- _MATERIAL FOR THIS TASK_
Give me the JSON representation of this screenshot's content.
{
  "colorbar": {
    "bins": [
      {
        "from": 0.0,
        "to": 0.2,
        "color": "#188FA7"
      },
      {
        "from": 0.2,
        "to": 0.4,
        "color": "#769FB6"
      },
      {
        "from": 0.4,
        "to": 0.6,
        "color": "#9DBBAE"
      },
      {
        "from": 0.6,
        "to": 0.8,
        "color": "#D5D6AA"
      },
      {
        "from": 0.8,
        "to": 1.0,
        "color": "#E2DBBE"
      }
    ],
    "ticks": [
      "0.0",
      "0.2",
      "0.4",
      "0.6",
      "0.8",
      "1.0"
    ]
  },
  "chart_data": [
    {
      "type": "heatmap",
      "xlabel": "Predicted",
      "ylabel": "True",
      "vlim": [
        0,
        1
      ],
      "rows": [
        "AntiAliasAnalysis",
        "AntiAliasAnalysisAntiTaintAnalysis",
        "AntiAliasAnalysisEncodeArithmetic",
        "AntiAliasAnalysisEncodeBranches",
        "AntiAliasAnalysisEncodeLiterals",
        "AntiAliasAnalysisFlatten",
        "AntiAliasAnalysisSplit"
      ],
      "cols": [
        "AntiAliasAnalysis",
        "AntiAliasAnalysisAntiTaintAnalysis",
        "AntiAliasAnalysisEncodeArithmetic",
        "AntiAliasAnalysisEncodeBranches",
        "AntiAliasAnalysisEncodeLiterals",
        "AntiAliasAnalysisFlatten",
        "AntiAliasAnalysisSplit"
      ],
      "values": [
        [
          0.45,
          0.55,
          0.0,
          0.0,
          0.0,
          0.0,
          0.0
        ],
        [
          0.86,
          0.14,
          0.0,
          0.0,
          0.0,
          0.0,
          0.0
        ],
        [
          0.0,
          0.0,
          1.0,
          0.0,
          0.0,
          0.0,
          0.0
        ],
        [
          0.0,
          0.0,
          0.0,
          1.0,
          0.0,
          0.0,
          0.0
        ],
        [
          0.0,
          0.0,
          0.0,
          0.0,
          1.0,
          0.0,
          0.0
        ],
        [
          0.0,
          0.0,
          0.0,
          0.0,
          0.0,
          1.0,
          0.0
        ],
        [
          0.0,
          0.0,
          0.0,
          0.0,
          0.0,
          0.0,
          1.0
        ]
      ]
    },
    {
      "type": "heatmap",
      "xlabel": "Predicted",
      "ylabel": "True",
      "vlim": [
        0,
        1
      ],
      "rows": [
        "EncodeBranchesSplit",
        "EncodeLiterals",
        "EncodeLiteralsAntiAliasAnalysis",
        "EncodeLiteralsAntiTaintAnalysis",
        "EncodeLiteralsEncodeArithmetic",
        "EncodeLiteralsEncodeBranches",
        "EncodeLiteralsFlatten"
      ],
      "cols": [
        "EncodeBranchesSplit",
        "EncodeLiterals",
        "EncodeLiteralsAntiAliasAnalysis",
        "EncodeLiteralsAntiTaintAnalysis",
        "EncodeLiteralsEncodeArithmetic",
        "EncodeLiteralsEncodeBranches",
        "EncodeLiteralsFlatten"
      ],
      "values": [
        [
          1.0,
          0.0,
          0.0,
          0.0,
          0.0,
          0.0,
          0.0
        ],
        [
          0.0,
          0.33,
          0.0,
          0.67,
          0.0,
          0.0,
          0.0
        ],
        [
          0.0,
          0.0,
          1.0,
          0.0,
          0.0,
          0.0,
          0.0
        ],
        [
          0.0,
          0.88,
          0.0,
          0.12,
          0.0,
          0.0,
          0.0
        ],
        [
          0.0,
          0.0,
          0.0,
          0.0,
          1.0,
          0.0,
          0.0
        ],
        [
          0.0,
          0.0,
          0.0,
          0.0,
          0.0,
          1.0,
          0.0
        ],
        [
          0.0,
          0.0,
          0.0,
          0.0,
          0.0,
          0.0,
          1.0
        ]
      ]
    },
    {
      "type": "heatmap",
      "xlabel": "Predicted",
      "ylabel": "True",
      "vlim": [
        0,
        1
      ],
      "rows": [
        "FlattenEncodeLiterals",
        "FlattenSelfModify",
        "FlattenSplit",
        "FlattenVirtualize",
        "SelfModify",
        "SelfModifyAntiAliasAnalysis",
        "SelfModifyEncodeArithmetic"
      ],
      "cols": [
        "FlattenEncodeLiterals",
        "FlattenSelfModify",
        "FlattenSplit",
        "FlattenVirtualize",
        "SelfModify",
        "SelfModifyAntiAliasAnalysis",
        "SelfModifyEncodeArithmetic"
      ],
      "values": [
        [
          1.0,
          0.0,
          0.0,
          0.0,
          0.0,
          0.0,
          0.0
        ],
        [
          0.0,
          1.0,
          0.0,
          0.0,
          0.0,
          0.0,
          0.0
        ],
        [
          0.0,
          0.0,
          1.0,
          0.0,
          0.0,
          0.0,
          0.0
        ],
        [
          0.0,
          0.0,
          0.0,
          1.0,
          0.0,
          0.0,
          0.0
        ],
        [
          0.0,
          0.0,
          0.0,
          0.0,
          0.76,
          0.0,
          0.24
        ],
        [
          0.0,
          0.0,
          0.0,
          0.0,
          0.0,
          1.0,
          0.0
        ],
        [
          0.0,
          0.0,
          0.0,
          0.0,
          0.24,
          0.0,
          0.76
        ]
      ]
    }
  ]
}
...
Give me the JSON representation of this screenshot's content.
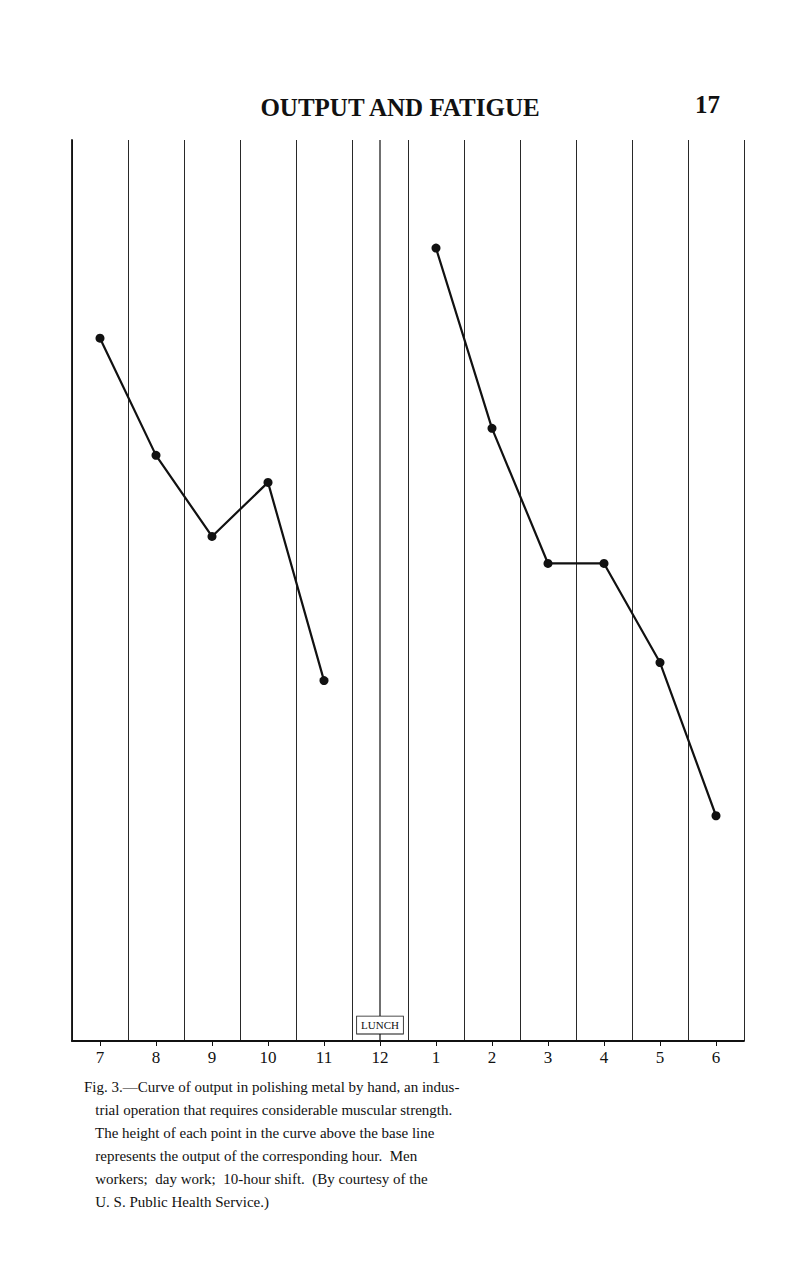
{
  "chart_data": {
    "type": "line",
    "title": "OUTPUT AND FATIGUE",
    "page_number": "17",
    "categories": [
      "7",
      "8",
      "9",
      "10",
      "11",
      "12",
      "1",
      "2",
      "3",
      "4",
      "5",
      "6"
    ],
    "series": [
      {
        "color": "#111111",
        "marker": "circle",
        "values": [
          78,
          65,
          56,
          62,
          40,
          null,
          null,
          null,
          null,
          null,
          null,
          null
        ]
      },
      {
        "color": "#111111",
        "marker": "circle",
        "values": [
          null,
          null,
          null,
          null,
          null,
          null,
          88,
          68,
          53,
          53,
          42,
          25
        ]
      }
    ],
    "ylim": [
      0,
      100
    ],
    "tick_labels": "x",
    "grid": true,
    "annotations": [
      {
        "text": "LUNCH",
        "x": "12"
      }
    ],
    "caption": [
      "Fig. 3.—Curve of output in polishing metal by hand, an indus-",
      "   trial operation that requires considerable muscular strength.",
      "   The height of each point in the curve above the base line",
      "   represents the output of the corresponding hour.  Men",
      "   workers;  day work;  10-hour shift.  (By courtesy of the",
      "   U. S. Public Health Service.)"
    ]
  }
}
...
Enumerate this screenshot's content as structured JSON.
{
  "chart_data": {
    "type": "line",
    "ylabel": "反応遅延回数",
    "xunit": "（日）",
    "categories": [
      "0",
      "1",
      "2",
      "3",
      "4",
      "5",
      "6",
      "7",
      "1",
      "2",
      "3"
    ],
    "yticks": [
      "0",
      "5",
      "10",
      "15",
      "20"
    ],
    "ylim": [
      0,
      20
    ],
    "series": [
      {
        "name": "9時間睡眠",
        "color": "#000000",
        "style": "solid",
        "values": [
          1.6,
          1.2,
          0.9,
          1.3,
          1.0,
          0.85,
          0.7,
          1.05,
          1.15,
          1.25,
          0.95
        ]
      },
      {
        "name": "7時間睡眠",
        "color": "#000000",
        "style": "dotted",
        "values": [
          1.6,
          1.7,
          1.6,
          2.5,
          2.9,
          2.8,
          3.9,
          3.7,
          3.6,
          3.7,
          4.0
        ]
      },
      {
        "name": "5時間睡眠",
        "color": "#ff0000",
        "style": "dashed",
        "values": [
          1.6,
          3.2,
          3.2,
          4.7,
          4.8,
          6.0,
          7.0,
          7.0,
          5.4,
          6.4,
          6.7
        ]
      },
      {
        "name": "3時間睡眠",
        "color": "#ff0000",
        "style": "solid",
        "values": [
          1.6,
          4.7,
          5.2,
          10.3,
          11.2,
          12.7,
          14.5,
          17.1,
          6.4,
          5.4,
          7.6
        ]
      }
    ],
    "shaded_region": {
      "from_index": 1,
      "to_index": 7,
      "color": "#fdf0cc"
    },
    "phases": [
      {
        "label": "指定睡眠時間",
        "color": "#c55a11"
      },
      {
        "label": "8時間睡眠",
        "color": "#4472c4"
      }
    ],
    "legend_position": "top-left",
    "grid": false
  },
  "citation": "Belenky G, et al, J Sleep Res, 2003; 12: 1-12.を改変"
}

- _WHAT NEEDS TO BE DONE_
Write out every line of the entries that holds the word "style".

- _RESPONSE TO THE EXERCISE_
        "style": "solid",
        "style": "dotted",
        "style": "dashed",
        "style": "solid",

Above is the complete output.